STATED PROBLEM:
Read through the records below and copy each line that uses the word "Samuel".

PROVIDED DATA:
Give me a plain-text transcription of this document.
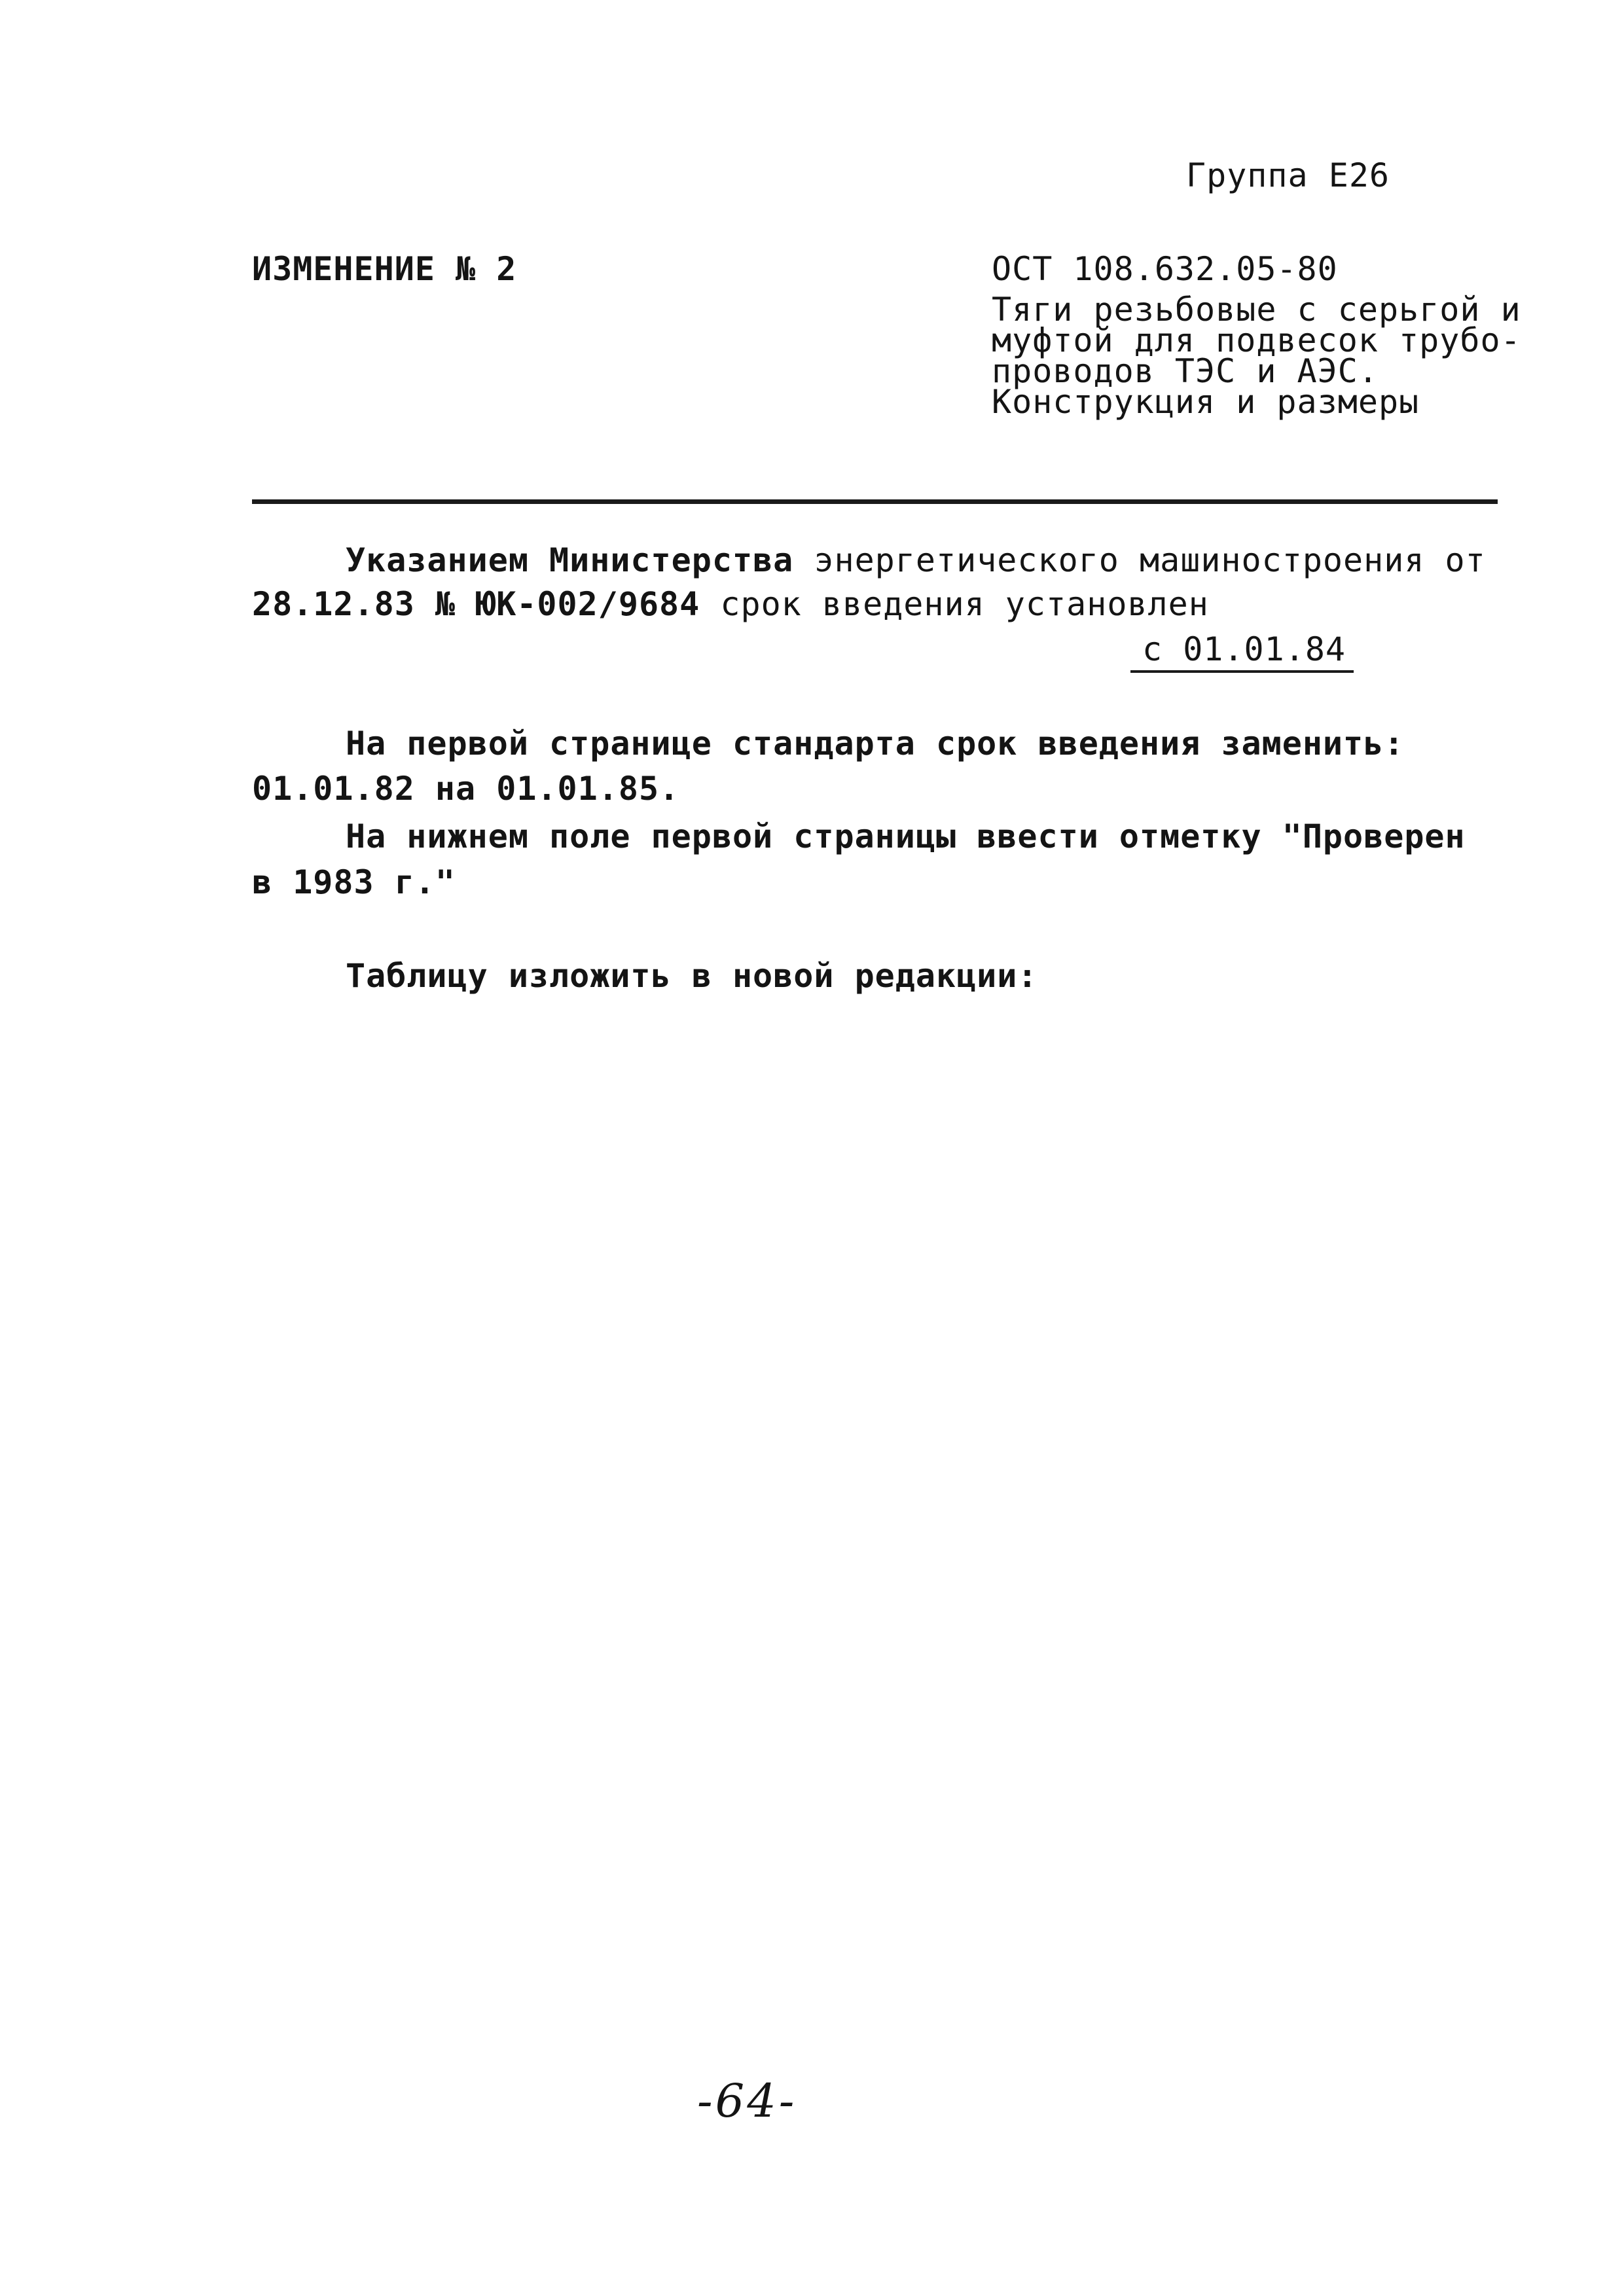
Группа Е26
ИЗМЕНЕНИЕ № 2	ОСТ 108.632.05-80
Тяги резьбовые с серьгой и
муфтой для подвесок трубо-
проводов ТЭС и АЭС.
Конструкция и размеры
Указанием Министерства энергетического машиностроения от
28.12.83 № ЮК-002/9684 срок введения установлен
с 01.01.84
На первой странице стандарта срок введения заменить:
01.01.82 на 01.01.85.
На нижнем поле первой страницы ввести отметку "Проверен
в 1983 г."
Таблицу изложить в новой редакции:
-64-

--

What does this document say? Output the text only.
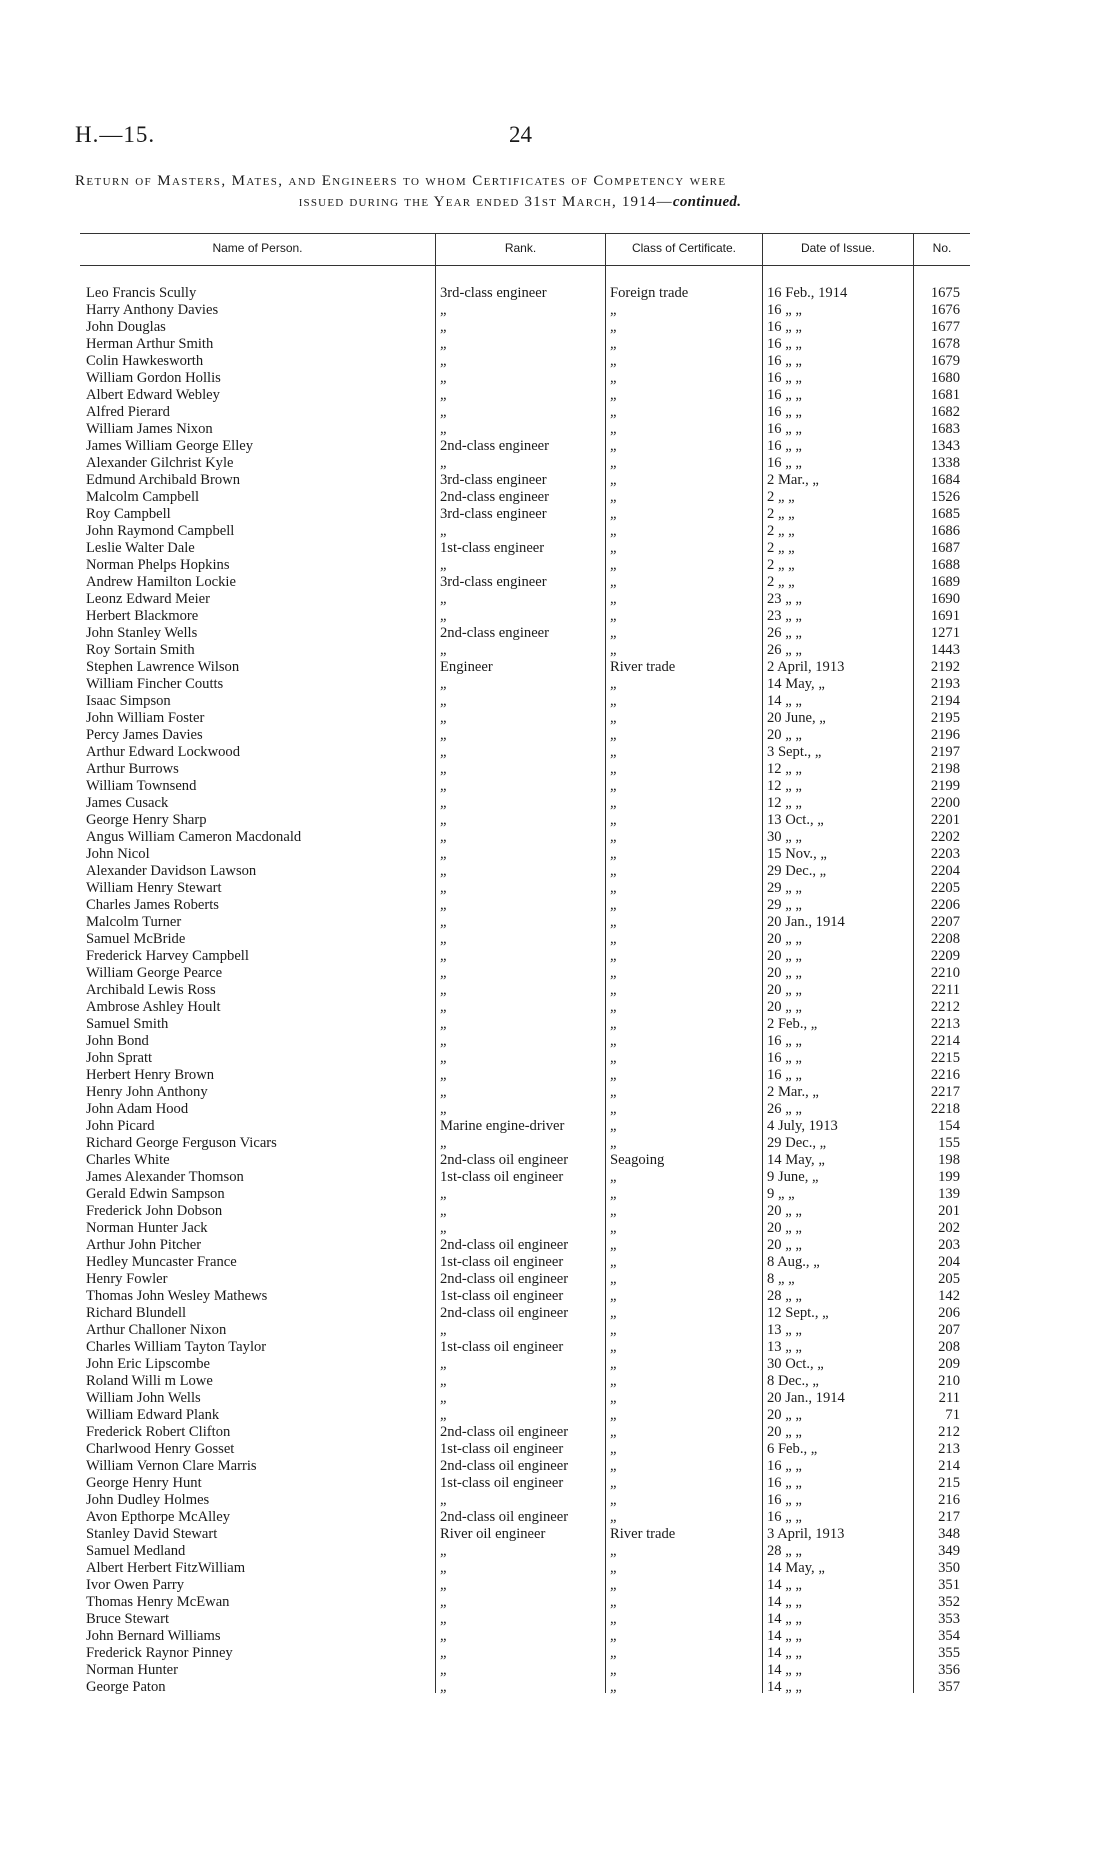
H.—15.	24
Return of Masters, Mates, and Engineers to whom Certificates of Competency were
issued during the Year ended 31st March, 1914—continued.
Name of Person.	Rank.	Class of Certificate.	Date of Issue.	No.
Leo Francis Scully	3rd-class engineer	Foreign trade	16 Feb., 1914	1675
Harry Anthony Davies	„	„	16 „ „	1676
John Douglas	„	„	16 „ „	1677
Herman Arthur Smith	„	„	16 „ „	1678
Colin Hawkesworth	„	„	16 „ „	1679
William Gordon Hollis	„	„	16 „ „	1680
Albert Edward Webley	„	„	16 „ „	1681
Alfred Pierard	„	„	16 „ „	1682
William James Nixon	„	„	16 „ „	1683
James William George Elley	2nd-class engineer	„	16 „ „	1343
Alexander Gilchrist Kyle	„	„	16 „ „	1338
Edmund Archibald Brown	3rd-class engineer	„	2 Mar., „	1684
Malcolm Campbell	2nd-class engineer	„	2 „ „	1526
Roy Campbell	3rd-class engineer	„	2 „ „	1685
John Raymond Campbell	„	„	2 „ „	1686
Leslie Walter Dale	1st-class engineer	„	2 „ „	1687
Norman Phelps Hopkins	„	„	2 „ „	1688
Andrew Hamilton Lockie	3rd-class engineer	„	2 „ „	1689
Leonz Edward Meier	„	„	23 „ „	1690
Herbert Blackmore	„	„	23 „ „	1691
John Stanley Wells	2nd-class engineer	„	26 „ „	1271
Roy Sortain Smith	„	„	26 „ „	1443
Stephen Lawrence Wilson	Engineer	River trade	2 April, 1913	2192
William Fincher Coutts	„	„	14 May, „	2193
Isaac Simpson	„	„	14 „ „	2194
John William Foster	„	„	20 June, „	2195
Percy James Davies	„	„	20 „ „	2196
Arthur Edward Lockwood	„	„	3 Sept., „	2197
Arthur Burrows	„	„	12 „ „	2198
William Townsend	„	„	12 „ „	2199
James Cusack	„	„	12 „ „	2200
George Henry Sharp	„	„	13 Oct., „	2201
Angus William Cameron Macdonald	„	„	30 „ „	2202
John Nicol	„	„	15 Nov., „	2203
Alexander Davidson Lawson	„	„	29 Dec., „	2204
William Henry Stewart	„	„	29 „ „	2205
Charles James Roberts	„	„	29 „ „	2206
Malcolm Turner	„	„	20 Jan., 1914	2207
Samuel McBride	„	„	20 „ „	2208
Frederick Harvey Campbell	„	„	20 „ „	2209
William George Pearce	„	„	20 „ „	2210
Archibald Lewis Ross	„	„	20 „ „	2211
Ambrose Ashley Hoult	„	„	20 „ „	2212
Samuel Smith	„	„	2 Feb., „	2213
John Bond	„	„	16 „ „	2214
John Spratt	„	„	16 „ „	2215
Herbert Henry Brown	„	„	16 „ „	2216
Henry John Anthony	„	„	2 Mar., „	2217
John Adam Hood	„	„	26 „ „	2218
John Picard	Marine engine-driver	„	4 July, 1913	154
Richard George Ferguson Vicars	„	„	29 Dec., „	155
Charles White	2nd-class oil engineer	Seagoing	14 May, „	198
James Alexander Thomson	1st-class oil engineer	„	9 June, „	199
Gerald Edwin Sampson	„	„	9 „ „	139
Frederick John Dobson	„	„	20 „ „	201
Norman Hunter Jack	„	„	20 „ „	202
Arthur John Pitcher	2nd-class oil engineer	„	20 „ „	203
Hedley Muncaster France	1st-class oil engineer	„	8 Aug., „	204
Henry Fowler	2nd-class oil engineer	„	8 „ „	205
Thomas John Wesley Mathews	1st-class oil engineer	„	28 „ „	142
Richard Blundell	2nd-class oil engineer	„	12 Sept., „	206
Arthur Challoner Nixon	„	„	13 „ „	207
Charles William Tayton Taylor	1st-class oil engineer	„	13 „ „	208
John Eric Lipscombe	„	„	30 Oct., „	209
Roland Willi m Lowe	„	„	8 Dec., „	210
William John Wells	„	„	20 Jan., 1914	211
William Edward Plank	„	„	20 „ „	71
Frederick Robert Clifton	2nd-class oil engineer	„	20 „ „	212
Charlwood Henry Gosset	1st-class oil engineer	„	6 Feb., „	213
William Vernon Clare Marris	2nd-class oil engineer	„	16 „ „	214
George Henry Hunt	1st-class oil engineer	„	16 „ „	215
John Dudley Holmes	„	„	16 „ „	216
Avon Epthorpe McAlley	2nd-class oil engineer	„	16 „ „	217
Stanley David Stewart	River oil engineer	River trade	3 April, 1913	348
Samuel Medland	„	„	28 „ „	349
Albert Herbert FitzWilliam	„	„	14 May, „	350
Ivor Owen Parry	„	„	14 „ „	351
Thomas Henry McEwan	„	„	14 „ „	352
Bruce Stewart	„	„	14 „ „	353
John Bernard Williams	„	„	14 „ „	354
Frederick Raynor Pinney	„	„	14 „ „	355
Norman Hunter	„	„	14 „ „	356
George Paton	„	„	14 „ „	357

COMPLETED TASK:
Samuel McBride	„	„	20 „ „	2208
Samuel Smith	„	„	2 Feb., „	2213
Samuel Medland	„	„	28 „ „	349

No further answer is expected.